-- START Data provided --

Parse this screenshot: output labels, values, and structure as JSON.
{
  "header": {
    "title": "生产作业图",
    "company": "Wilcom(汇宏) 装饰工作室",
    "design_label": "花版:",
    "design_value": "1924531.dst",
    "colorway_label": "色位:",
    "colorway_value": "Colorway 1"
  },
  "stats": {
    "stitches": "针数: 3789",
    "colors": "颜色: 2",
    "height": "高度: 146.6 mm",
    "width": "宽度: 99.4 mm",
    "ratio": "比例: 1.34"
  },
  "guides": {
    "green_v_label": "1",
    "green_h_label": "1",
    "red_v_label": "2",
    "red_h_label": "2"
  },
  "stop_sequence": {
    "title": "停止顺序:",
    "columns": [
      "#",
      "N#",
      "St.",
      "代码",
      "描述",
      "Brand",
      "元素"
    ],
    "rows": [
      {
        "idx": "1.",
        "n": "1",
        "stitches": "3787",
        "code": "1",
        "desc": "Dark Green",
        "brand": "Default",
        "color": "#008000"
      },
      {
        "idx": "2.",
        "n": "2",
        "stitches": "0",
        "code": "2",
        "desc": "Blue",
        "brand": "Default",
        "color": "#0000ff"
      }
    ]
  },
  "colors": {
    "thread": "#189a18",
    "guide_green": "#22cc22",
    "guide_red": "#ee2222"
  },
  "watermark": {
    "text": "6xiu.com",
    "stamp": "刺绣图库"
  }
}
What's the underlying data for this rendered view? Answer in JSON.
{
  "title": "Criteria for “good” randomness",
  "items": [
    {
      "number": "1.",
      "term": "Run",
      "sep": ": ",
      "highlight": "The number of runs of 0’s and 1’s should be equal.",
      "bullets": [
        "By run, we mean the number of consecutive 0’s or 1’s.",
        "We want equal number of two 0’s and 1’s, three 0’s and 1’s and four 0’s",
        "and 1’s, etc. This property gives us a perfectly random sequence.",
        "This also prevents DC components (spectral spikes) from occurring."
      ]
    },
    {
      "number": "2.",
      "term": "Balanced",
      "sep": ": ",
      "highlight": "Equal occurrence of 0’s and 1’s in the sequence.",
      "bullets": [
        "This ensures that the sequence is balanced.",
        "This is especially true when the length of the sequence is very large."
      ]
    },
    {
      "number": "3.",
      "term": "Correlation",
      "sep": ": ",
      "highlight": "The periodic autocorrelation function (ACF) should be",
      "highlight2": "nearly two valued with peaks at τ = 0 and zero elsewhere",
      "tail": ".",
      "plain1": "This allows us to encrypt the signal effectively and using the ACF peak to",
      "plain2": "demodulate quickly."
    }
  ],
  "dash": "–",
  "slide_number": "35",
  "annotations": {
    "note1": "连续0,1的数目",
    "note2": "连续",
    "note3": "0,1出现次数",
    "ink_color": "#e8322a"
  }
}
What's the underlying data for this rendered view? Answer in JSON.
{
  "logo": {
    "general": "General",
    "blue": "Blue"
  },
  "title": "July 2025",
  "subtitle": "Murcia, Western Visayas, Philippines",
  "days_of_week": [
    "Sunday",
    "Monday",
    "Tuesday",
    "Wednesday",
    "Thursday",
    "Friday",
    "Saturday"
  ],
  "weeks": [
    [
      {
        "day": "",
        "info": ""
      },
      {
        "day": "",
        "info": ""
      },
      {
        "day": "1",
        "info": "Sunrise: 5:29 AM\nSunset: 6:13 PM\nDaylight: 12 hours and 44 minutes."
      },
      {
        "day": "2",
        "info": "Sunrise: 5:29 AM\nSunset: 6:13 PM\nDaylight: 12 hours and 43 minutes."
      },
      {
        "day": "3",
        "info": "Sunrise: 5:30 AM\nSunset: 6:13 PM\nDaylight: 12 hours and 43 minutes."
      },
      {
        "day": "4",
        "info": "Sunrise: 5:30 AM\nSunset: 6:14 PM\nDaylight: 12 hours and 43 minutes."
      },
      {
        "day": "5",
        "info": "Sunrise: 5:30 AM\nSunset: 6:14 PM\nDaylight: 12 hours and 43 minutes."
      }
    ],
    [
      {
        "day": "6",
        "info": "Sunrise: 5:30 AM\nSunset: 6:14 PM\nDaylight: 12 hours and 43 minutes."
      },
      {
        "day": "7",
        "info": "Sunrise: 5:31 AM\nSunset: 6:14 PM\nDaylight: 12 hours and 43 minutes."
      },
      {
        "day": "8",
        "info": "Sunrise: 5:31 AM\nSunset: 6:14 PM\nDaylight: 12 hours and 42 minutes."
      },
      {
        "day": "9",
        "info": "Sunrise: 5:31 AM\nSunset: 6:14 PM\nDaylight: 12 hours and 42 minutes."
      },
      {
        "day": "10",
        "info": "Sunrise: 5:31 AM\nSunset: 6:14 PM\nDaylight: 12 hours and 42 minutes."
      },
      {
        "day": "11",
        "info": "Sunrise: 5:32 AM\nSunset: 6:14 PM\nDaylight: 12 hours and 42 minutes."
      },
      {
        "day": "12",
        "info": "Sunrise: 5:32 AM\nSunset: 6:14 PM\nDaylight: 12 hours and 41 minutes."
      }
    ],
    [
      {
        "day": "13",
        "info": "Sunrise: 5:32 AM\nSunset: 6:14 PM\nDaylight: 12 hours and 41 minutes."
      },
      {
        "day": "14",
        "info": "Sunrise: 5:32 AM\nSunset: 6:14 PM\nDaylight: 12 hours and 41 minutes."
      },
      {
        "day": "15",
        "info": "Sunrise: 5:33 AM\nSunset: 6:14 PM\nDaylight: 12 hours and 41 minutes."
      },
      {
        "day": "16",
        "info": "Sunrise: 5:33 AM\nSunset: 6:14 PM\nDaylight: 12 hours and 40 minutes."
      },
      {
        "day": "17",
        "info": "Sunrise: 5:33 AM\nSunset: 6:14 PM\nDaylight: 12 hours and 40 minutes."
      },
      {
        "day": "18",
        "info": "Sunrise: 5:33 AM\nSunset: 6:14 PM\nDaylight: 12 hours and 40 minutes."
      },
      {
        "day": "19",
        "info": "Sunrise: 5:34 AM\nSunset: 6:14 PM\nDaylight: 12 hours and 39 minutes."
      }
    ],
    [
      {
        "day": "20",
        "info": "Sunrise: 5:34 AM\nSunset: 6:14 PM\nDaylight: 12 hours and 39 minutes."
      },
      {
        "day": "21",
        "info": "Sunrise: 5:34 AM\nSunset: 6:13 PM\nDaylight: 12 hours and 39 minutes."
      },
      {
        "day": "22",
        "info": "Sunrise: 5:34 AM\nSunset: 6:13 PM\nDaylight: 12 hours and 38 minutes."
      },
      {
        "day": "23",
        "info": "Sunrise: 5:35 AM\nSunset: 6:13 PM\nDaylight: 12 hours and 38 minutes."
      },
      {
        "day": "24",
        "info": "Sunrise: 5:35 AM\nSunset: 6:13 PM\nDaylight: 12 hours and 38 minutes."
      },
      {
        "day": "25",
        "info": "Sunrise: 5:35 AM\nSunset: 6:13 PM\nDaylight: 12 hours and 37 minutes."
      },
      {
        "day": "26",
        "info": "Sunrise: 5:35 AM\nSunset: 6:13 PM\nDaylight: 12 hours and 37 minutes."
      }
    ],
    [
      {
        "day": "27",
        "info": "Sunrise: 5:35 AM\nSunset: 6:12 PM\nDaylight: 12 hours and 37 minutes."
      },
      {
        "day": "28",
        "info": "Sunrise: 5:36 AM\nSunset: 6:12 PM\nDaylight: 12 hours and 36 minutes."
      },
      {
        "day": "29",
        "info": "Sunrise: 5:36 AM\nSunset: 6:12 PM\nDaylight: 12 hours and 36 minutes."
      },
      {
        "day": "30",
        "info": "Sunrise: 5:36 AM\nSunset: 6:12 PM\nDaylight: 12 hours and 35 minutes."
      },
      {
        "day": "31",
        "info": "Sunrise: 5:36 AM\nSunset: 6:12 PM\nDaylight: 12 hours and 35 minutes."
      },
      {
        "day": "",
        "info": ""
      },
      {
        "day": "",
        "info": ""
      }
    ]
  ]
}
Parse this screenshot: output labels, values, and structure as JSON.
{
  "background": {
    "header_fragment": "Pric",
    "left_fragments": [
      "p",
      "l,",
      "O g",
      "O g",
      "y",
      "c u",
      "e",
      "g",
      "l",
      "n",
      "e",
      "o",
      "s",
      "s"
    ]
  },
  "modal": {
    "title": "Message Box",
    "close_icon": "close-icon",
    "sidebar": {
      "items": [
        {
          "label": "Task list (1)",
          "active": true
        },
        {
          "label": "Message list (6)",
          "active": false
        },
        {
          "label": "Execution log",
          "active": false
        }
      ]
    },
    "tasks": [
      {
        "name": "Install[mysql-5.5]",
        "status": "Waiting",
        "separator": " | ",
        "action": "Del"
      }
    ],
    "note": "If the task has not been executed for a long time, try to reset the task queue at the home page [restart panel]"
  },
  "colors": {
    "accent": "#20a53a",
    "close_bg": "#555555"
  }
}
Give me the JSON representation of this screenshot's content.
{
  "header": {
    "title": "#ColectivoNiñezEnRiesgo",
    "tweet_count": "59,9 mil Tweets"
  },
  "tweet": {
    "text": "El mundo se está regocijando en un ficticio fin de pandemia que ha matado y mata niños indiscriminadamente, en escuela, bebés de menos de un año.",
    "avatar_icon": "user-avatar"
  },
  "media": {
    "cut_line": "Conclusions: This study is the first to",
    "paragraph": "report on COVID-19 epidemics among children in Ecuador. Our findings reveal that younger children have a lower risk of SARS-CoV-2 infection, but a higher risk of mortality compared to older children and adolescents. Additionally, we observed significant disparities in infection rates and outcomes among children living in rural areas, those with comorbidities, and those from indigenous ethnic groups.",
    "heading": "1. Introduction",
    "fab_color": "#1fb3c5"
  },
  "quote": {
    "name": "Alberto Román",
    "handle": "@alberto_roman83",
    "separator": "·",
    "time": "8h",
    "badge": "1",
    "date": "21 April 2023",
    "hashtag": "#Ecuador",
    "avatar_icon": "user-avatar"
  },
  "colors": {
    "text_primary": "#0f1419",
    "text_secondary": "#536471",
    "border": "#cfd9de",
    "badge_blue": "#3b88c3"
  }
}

-- END Data provided --

## Your objective:
Lines of the material that contain the word "Message" are to be gathered.

## Problem solution:
    "title": "Message Box",
          "label": "Message list (6)",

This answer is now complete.